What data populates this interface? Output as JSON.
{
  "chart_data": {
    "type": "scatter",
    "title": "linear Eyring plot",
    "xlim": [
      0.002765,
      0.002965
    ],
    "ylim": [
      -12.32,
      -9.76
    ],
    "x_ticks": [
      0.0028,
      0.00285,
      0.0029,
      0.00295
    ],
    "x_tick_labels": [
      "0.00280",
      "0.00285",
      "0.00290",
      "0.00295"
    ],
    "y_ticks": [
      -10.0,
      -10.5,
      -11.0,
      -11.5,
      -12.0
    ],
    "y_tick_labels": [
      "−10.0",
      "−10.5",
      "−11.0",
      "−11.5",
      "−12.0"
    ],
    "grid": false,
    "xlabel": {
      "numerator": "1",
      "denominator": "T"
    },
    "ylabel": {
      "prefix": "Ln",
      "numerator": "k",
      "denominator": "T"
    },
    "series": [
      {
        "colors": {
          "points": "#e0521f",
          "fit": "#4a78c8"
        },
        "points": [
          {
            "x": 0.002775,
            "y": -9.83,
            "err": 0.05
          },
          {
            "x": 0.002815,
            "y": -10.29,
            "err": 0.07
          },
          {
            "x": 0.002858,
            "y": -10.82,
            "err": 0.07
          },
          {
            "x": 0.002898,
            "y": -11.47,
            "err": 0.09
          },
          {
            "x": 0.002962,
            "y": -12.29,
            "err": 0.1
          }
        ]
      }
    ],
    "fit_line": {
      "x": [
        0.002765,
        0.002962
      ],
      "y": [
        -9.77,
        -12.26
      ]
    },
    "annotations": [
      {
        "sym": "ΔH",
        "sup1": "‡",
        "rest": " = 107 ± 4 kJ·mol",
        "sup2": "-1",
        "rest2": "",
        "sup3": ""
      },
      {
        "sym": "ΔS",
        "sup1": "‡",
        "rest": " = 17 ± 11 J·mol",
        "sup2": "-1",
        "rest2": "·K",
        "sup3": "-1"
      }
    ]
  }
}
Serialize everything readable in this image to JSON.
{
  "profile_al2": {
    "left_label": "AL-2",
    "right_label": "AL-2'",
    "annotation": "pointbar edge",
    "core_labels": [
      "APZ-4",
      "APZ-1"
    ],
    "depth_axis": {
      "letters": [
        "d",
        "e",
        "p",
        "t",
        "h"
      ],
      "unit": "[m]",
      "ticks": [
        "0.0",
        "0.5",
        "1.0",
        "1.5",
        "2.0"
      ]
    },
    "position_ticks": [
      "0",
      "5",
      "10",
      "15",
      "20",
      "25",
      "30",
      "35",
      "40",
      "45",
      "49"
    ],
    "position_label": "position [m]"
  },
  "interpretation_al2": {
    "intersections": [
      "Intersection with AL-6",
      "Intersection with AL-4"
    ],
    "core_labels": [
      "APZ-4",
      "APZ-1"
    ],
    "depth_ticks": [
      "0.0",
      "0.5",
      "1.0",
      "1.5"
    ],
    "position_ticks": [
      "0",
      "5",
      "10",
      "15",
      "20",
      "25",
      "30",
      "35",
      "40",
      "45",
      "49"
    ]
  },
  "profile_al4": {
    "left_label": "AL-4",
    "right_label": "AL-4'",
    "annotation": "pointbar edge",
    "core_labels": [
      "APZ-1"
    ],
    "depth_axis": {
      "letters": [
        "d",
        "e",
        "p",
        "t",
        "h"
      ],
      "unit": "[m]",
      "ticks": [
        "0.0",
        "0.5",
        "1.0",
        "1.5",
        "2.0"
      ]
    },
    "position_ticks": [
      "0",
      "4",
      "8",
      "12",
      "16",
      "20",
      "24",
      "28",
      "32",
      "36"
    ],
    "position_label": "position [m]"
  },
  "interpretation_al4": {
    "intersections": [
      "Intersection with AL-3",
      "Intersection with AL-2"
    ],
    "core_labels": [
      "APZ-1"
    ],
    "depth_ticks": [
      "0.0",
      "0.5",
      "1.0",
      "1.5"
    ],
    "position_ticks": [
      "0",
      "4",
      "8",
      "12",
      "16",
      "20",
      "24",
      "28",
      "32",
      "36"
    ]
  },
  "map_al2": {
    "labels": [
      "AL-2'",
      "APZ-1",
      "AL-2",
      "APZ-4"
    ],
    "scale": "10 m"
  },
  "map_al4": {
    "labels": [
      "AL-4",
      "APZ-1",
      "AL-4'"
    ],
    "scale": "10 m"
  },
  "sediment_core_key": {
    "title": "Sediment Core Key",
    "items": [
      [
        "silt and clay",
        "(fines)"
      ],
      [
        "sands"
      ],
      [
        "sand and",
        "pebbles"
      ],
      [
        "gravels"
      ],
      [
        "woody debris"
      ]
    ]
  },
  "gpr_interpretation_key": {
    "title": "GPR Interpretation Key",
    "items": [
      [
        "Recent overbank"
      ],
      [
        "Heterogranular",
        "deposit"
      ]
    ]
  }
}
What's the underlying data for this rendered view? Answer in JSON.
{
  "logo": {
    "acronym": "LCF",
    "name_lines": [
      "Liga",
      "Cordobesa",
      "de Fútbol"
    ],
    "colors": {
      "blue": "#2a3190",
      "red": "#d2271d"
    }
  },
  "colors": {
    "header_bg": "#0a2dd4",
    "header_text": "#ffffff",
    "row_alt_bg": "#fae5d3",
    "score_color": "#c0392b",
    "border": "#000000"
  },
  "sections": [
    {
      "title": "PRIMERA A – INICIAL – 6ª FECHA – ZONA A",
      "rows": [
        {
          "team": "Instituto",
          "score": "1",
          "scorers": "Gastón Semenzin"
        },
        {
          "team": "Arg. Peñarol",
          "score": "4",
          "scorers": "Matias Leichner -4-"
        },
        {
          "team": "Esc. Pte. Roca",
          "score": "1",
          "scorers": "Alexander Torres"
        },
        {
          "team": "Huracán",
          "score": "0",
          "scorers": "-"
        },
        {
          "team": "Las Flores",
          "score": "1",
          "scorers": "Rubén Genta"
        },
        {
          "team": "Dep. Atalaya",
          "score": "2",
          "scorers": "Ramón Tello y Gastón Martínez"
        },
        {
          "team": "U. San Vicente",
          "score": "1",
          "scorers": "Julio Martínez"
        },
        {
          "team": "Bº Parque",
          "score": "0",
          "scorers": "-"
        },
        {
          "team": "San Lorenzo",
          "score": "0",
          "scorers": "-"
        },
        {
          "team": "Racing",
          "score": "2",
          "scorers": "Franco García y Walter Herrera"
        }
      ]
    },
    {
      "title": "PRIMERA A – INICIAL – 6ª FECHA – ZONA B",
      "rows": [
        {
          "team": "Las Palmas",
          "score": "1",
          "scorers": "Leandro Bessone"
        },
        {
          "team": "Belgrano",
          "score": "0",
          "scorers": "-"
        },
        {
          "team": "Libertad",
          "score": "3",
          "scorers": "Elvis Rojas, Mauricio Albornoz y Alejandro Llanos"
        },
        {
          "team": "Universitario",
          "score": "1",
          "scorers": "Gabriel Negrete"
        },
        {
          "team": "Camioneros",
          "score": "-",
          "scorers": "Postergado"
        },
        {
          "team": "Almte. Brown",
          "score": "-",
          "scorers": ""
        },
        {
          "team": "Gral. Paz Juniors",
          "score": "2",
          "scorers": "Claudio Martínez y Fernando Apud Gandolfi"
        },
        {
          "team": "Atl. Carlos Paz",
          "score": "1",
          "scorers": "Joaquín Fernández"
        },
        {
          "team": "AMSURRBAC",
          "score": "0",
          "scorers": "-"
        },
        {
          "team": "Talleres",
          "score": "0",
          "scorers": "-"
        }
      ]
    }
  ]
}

◆ ◆ ◆ ◆ ◆ ◆ ◆

- [EXERCISE TASK] Print the entries exactly. Include every one.

- [OUTPUT FOR THIS TASK]
What data populates this interface? Output as JSON.
{
  "chart_data": {
    "type": "scatter",
    "title": "linear Eyring plot",
    "xlim": [
      0.002765,
      0.002965
    ],
    "ylim": [
      -12.32,
      -9.76
    ],
    "x_ticks": [
      0.0028,
      0.00285,
      0.0029,
      0.00295
    ],
    "x_tick_labels": [
      "0.00280",
      "0.00285",
      "0.00290",
      "0.00295"
    ],
    "y_ticks": [
      -10.0,
      -10.5,
      -11.0,
      -11.5,
      -12.0
    ],
    "y_tick_labels": [
      "−10.0",
      "−10.5",
      "−11.0",
      "−11.5",
      "−12.0"
    ],
    "grid": false,
    "xlabel": {
      "numerator": "1",
      "denominator": "T"
    },
    "ylabel": {
      "prefix": "Ln",
      "numerator": "k",
      "denominator": "T"
    },
    "series": [
      {
        "colors": {
          "points": "#e0521f",
          "fit": "#4a78c8"
        },
        "points": [
          {
            "x": 0.002775,
            "y": -9.83,
            "err": 0.05
          },
          {
            "x": 0.002815,
            "y": -10.29,
            "err": 0.07
          },
          {
            "x": 0.002858,
            "y": -10.82,
            "err": 0.07
          },
          {
            "x": 0.002898,
            "y": -11.47,
            "err": 0.09
          },
          {
            "x": 0.002962,
            "y": -12.29,
            "err": 0.1
          }
        ]
      }
    ],
    "fit_line": {
      "x": [
        0.002765,
        0.002962
      ],
      "y": [
        -9.77,
        -12.26
      ]
    },
    "annotations": [
      {
        "sym": "ΔH",
        "sup1": "‡",
        "rest": " = 107 ± 4 kJ·mol",
        "sup2": "-1",
        "rest2": "",
        "sup3": ""
      },
      {
        "sym": "ΔS",
        "sup1": "‡",
        "rest": " = 17 ± 11 J·mol",
        "sup2": "-1",
        "rest2": "·K",
        "sup3": "-1"
      }
    ]
  }
}
Serialize everything readable in this image to JSON.
{
  "profile_al2": {
    "left_label": "AL-2",
    "right_label": "AL-2'",
    "annotation": "pointbar edge",
    "core_labels": [
      "APZ-4",
      "APZ-1"
    ],
    "depth_axis": {
      "letters": [
        "d",
        "e",
        "p",
        "t",
        "h"
      ],
      "unit": "[m]",
      "ticks": [
        "0.0",
        "0.5",
        "1.0",
        "1.5",
        "2.0"
      ]
    },
    "position_ticks": [
      "0",
      "5",
      "10",
      "15",
      "20",
      "25",
      "30",
      "35",
      "40",
      "45",
      "49"
    ],
    "position_label": "position [m]"
  },
  "interpretation_al2": {
    "intersections": [
      "Intersection with AL-6",
      "Intersection with AL-4"
    ],
    "core_labels": [
      "APZ-4",
      "APZ-1"
    ],
    "depth_ticks": [
      "0.0",
      "0.5",
      "1.0",
      "1.5"
    ],
    "position_ticks": [
      "0",
      "5",
      "10",
      "15",
      "20",
      "25",
      "30",
      "35",
      "40",
      "45",
      "49"
    ]
  },
  "profile_al4": {
    "left_label": "AL-4",
    "right_label": "AL-4'",
    "annotation": "pointbar edge",
    "core_labels": [
      "APZ-1"
    ],
    "depth_axis": {
      "letters": [
        "d",
        "e",
        "p",
        "t",
        "h"
      ],
      "unit": "[m]",
      "ticks": [
        "0.0",
        "0.5",
        "1.0",
        "1.5",
        "2.0"
      ]
    },
    "position_ticks": [
      "0",
      "4",
      "8",
      "12",
      "16",
      "20",
      "24",
      "28",
      "32",
      "36"
    ],
    "position_label": "position [m]"
  },
  "interpretation_al4": {
    "intersections": [
      "Intersection with AL-3",
      "Intersection with AL-2"
    ],
    "core_labels": [
      "APZ-1"
    ],
    "depth_ticks": [
      "0.0",
      "0.5",
      "1.0",
      "1.5"
    ],
    "position_ticks": [
      "0",
      "4",
      "8",
      "12",
      "16",
      "20",
      "24",
      "28",
      "32",
      "36"
    ]
  },
  "map_al2": {
    "labels": [
      "AL-2'",
      "APZ-1",
      "AL-2",
      "APZ-4"
    ],
    "scale": "10 m"
  },
  "map_al4": {
    "labels": [
      "AL-4",
      "APZ-1",
      "AL-4'"
    ],
    "scale": "10 m"
  },
  "sediment_core_key": {
    "title": "Sediment Core Key",
    "items": [
      [
        "silt and clay",
        "(fines)"
      ],
      [
        "sands"
      ],
      [
        "sand and",
        "pebbles"
      ],
      [
        "gravels"
      ],
      [
        "woody debris"
      ]
    ]
  },
  "gpr_interpretation_key": {
    "title": "GPR Interpretation Key",
    "items": [
      [
        "Recent overbank"
      ],
      [
        "Heterogranular",
        "deposit"
      ]
    ]
  }
}
What's the underlying data for this rendered view? Answer in JSON.
{
  "logo": {
    "acronym": "LCF",
    "name_lines": [
      "Liga",
      "Cordobesa",
      "de Fútbol"
    ],
    "colors": {
      "blue": "#2a3190",
      "red": "#d2271d"
    }
  },
  "colors": {
    "header_bg": "#0a2dd4",
    "header_text": "#ffffff",
    "row_alt_bg": "#fae5d3",
    "score_color": "#c0392b",
    "border": "#000000"
  },
  "sections": [
    {
      "title": "PRIMERA A – INICIAL – 6ª FECHA – ZONA A",
      "rows": [
        {
          "team": "Instituto",
          "score": "1",
          "scorers": "Gastón Semenzin"
        },
        {
          "team": "Arg. Peñarol",
          "score": "4",
          "scorers": "Matias Leichner -4-"
        },
        {
          "team": "Esc. Pte. Roca",
          "score": "1",
          "scorers": "Alexander Torres"
        },
        {
          "team": "Huracán",
          "score": "0",
          "scorers": "-"
        },
        {
          "team": "Las Flores",
          "score": "1",
          "scorers": "Rubén Genta"
        },
        {
          "team": "Dep. Atalaya",
          "score": "2",
          "scorers": "Ramón Tello y Gastón Martínez"
        },
        {
          "team": "U. San Vicente",
          "score": "1",
          "scorers": "Julio Martínez"
        },
        {
          "team": "Bº Parque",
          "score": "0",
          "scorers": "-"
        },
        {
          "team": "San Lorenzo",
          "score": "0",
          "scorers": "-"
        },
        {
          "team": "Racing",
          "score": "2",
          "scorers": "Franco García y Walter Herrera"
        }
      ]
    },
    {
      "title": "PRIMERA A – INICIAL – 6ª FECHA – ZONA B",
      "rows": [
        {
          "team": "Las Palmas",
          "score": "1",
          "scorers": "Leandro Bessone"
        },
        {
          "team": "Belgrano",
          "score": "0",
          "scorers": "-"
        },
        {
          "team": "Libertad",
          "score": "3",
          "scorers": "Elvis Rojas, Mauricio Albornoz y Alejandro Llanos"
        },
        {
          "team": "Universitario",
          "score": "1",
          "scorers": "Gabriel Negrete"
        },
        {
          "team": "Camioneros",
          "score": "-",
          "scorers": "Postergado"
        },
        {
          "team": "Almte. Brown",
          "score": "-",
          "scorers": ""
        },
        {
          "team": "Gral. Paz Juniors",
          "score": "2",
          "scorers": "Claudio Martínez y Fernando Apud Gandolfi"
        },
        {
          "team": "Atl. Carlos Paz",
          "score": "1",
          "scorers": "Joaquín Fernández"
        },
        {
          "team": "AMSURRBAC",
          "score": "0",
          "scorers": "-"
        },
        {
          "team": "Talleres",
          "score": "0",
          "scorers": "-"
        }
      ]
    }
  ]
}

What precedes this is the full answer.